● **WHAT IS BEING ASKED**
Send back the records in full, character for character.

● **PROVIDED DATA**
:::

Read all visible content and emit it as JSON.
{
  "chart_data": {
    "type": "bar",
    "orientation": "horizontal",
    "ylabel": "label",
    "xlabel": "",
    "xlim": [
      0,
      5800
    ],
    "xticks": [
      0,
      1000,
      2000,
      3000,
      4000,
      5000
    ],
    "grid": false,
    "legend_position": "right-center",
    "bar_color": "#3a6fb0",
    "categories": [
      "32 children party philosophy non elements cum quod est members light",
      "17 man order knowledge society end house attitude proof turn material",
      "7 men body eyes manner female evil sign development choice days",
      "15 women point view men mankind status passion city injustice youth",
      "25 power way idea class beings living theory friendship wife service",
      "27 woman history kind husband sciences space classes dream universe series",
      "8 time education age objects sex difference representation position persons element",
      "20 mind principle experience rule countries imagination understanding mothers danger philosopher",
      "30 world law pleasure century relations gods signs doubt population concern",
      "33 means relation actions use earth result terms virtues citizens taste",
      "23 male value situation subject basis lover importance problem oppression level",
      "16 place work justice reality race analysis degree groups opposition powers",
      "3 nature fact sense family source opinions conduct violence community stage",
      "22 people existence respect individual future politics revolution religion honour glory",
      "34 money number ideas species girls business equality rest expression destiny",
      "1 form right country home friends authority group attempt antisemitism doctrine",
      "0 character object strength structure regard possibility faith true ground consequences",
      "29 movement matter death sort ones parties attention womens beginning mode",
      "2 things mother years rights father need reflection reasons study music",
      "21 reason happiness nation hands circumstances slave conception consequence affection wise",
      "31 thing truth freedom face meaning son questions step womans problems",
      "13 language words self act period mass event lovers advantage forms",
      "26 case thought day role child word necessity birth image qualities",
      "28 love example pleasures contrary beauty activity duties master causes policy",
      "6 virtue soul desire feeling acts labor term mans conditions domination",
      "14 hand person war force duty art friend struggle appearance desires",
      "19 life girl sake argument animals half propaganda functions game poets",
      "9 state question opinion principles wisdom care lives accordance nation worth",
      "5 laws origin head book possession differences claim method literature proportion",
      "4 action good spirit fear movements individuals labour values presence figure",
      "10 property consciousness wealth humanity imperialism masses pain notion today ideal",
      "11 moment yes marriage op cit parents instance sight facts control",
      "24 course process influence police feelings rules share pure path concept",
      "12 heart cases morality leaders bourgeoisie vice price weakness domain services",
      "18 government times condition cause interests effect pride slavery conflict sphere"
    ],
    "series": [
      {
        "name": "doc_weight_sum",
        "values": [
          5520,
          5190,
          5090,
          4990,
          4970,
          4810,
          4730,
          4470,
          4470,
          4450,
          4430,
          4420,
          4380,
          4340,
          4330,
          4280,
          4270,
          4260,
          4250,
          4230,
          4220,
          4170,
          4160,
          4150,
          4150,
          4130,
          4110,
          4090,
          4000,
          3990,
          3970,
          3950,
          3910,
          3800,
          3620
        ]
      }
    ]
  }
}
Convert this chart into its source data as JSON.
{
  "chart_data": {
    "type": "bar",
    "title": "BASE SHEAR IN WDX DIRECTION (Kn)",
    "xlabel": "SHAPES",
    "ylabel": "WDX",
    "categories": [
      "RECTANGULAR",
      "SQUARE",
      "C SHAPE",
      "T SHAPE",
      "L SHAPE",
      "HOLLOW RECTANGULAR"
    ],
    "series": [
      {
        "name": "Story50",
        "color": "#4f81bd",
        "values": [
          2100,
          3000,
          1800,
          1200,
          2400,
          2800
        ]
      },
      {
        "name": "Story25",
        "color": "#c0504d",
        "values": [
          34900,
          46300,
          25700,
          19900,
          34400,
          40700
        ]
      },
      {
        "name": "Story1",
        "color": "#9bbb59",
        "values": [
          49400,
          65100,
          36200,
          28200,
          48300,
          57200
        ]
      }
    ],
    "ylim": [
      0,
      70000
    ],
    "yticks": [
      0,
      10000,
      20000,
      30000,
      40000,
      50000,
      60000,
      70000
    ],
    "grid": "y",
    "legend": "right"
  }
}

:::

● **TASK SOLUTION**
Read all visible content and emit it as JSON.
{
  "chart_data": {
    "type": "bar",
    "orientation": "horizontal",
    "ylabel": "label",
    "xlabel": "",
    "xlim": [
      0,
      5800
    ],
    "xticks": [
      0,
      1000,
      2000,
      3000,
      4000,
      5000
    ],
    "grid": false,
    "legend_position": "right-center",
    "bar_color": "#3a6fb0",
    "categories": [
      "32 children party philosophy non elements cum quod est members light",
      "17 man order knowledge society end house attitude proof turn material",
      "7 men body eyes manner female evil sign development choice days",
      "15 women point view men mankind status passion city injustice youth",
      "25 power way idea class beings living theory friendship wife service",
      "27 woman history kind husband sciences space classes dream universe series",
      "8 time education age objects sex difference representation position persons element",
      "20 mind principle experience rule countries imagination understanding mothers danger philosopher",
      "30 world law pleasure century relations gods signs doubt population concern",
      "33 means relation actions use earth result terms virtues citizens taste",
      "23 male value situation subject basis lover importance problem oppression level",
      "16 place work justice reality race analysis degree groups opposition powers",
      "3 nature fact sense family source opinions conduct violence community stage",
      "22 people existence respect individual future politics revolution religion honour glory",
      "34 money number ideas species girls business equality rest expression destiny",
      "1 form right country home friends authority group attempt antisemitism doctrine",
      "0 character object strength structure regard possibility faith true ground consequences",
      "29 movement matter death sort ones parties attention womens beginning mode",
      "2 things mother years rights father need reflection reasons study music",
      "21 reason happiness nation hands circumstances slave conception consequence affection wise",
      "31 thing truth freedom face meaning son questions step womans problems",
      "13 language words self act period mass event lovers advantage forms",
      "26 case thought day role child word necessity birth image qualities",
      "28 love example pleasures contrary beauty activity duties master causes policy",
      "6 virtue soul desire feeling acts labor term mans conditions domination",
      "14 hand person war force duty art friend struggle appearance desires",
      "19 life girl sake argument animals half propaganda functions game poets",
      "9 state question opinion principles wisdom care lives accordance nation worth",
      "5 laws origin head book possession differences claim method literature proportion",
      "4 action good spirit fear movements individuals labour values presence figure",
      "10 property consciousness wealth humanity imperialism masses pain notion today ideal",
      "11 moment yes marriage op cit parents instance sight facts control",
      "24 course process influence police feelings rules share pure path concept",
      "12 heart cases morality leaders bourgeoisie vice price weakness domain services",
      "18 government times condition cause interests effect pride slavery conflict sphere"
    ],
    "series": [
      {
        "name": "doc_weight_sum",
        "values": [
          5520,
          5190,
          5090,
          4990,
          4970,
          4810,
          4730,
          4470,
          4470,
          4450,
          4430,
          4420,
          4380,
          4340,
          4330,
          4280,
          4270,
          4260,
          4250,
          4230,
          4220,
          4170,
          4160,
          4150,
          4150,
          4130,
          4110,
          4090,
          4000,
          3990,
          3970,
          3950,
          3910,
          3800,
          3620
        ]
      }
    ]
  }
}
Convert this chart into its source data as JSON.
{
  "chart_data": {
    "type": "bar",
    "title": "BASE SHEAR IN WDX DIRECTION (Kn)",
    "xlabel": "SHAPES",
    "ylabel": "WDX",
    "categories": [
      "RECTANGULAR",
      "SQUARE",
      "C SHAPE",
      "T SHAPE",
      "L SHAPE",
      "HOLLOW RECTANGULAR"
    ],
    "series": [
      {
        "name": "Story50",
        "color": "#4f81bd",
        "values": [
          2100,
          3000,
          1800,
          1200,
          2400,
          2800
        ]
      },
      {
        "name": "Story25",
        "color": "#c0504d",
        "values": [
          34900,
          46300,
          25700,
          19900,
          34400,
          40700
        ]
      },
      {
        "name": "Story1",
        "color": "#9bbb59",
        "values": [
          49400,
          65100,
          36200,
          28200,
          48300,
          57200
        ]
      }
    ],
    "ylim": [
      0,
      70000
    ],
    "yticks": [
      0,
      10000,
      20000,
      30000,
      40000,
      50000,
      60000,
      70000
    ],
    "grid": "y",
    "legend": "right"
  }
}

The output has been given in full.